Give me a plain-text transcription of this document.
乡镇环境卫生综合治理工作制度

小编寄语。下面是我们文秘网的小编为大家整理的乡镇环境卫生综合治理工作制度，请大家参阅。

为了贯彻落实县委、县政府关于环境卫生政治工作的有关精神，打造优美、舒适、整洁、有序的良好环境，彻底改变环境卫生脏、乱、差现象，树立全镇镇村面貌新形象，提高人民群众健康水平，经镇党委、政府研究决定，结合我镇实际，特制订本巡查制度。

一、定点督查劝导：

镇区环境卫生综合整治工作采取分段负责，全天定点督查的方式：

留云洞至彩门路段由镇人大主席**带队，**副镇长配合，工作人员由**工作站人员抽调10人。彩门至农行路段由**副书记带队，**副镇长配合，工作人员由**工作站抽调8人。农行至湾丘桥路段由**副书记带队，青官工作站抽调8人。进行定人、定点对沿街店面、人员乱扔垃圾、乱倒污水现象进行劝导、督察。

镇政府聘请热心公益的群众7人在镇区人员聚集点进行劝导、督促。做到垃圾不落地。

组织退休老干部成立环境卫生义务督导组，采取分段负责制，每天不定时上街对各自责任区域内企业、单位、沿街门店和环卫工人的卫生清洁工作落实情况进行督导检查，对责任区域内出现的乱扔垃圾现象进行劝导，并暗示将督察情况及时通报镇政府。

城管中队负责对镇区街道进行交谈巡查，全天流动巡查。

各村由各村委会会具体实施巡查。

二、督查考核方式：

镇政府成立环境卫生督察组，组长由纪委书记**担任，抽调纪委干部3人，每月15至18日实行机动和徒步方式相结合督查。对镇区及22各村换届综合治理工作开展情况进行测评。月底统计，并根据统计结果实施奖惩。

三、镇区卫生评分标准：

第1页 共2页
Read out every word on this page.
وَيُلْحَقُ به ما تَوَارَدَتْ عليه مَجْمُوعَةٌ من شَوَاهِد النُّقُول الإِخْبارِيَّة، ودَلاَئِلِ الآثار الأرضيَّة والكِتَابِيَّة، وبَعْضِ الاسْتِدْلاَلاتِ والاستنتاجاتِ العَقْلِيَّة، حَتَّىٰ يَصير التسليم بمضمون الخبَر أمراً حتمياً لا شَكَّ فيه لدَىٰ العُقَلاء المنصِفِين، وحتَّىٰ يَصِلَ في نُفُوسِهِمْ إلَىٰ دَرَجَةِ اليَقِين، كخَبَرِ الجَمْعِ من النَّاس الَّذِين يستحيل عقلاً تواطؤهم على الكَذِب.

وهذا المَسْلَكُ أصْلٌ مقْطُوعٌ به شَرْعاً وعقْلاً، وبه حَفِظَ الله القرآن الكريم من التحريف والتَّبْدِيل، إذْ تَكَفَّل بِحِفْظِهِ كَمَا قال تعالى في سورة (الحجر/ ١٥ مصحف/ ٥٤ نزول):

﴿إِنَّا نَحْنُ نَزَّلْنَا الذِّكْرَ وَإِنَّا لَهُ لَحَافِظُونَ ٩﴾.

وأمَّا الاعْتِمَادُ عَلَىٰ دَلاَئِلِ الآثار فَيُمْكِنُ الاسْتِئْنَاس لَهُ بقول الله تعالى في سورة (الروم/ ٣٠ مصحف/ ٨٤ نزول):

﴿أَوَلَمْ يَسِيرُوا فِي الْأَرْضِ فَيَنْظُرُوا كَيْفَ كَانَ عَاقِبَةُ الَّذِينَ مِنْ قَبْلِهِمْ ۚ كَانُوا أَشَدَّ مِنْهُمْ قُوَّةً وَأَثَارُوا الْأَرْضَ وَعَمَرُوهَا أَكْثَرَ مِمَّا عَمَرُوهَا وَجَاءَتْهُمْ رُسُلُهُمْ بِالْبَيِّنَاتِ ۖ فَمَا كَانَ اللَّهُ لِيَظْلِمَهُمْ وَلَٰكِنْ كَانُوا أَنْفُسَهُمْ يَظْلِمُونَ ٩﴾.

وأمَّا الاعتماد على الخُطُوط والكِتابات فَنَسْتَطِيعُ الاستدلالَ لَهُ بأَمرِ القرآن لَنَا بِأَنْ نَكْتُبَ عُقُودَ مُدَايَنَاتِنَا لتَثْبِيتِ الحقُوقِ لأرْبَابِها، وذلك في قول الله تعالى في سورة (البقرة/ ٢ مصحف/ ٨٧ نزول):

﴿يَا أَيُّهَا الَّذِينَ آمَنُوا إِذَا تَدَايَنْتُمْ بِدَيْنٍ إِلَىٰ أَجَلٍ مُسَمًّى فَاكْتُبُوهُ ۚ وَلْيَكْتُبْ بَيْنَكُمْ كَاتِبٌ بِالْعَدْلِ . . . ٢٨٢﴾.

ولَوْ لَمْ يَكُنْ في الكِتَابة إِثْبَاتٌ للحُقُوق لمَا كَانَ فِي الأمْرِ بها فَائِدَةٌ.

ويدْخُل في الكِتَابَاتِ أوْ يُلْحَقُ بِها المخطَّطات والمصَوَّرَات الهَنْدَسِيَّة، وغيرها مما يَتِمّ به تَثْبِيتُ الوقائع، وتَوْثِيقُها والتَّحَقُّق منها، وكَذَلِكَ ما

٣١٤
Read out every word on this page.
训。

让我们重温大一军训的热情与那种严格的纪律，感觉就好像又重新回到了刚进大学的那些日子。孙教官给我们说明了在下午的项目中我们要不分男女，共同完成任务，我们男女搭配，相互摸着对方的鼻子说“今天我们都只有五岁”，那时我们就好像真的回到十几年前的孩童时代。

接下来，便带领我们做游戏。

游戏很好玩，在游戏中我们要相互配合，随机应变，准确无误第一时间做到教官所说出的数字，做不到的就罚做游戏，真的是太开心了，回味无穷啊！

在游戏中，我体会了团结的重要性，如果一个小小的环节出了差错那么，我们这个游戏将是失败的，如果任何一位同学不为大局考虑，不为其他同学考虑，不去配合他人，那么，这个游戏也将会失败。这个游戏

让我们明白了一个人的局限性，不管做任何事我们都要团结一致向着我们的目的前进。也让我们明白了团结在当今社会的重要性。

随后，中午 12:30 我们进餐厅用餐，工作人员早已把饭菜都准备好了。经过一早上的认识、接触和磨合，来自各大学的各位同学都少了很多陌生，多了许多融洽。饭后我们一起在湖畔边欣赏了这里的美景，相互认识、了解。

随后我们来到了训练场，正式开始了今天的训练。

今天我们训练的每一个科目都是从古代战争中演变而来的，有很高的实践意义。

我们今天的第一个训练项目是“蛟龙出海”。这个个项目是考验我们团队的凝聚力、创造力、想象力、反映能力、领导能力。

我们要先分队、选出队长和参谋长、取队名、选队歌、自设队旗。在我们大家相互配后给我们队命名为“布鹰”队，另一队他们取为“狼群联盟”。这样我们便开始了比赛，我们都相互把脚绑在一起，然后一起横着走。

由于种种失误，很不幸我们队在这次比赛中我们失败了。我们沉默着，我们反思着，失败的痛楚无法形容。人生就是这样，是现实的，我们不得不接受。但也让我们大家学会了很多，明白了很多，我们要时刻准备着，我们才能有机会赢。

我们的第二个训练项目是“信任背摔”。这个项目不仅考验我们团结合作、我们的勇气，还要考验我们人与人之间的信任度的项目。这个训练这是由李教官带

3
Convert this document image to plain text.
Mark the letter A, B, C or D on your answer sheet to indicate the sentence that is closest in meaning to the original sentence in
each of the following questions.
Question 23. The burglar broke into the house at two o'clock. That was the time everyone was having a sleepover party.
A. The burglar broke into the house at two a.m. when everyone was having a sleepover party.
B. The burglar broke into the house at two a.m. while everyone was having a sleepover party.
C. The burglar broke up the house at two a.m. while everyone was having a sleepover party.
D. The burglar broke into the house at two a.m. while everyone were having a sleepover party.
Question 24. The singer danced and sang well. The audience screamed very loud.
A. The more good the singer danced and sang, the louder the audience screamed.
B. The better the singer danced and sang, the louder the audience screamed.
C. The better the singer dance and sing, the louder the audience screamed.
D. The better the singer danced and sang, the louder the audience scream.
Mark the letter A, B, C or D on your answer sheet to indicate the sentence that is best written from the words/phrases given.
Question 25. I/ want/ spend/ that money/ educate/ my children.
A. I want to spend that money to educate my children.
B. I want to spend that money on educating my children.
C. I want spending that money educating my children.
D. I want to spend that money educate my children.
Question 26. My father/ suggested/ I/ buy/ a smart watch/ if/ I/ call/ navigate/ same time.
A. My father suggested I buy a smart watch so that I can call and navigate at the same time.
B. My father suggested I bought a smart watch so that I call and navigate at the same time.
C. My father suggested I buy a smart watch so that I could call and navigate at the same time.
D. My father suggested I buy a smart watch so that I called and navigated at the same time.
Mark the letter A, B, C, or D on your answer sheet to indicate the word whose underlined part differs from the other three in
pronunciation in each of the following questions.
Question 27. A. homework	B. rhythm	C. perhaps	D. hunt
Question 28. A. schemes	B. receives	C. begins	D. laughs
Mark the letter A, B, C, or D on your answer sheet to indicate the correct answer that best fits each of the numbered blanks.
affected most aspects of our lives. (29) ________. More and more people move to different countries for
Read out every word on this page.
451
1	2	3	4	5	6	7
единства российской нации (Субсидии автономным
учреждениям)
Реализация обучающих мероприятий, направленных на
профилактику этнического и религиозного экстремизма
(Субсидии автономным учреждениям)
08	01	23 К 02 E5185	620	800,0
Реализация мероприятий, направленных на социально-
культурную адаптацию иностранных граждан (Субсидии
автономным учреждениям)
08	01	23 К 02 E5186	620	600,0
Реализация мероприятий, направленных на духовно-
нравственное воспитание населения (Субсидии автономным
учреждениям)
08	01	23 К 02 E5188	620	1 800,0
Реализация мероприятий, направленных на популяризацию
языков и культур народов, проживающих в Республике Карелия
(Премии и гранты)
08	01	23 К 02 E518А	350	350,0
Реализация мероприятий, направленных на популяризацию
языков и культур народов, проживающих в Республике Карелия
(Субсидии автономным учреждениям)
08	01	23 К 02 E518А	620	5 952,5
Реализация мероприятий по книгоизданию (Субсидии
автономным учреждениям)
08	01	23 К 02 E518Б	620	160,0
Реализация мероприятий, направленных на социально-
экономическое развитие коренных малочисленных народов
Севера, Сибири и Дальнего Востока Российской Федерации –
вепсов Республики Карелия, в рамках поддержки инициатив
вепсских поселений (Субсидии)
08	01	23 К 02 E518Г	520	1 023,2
# # # # # # #
GIVEN TASK -
Check each line above for "мероприятий" and return the ones that have it.

FULL OUTPUT -
Реализация обучающих мероприятий, направленных на
Реализация мероприятий, направленных на социально-
Реализация мероприятий, направленных на духовно-
Реализация мероприятий, направленных на популяризацию
Реализация мероприятий, направленных на популяризацию
Реализация мероприятий по книгоизданию (Субсидии
Реализация мероприятий, направленных на социально-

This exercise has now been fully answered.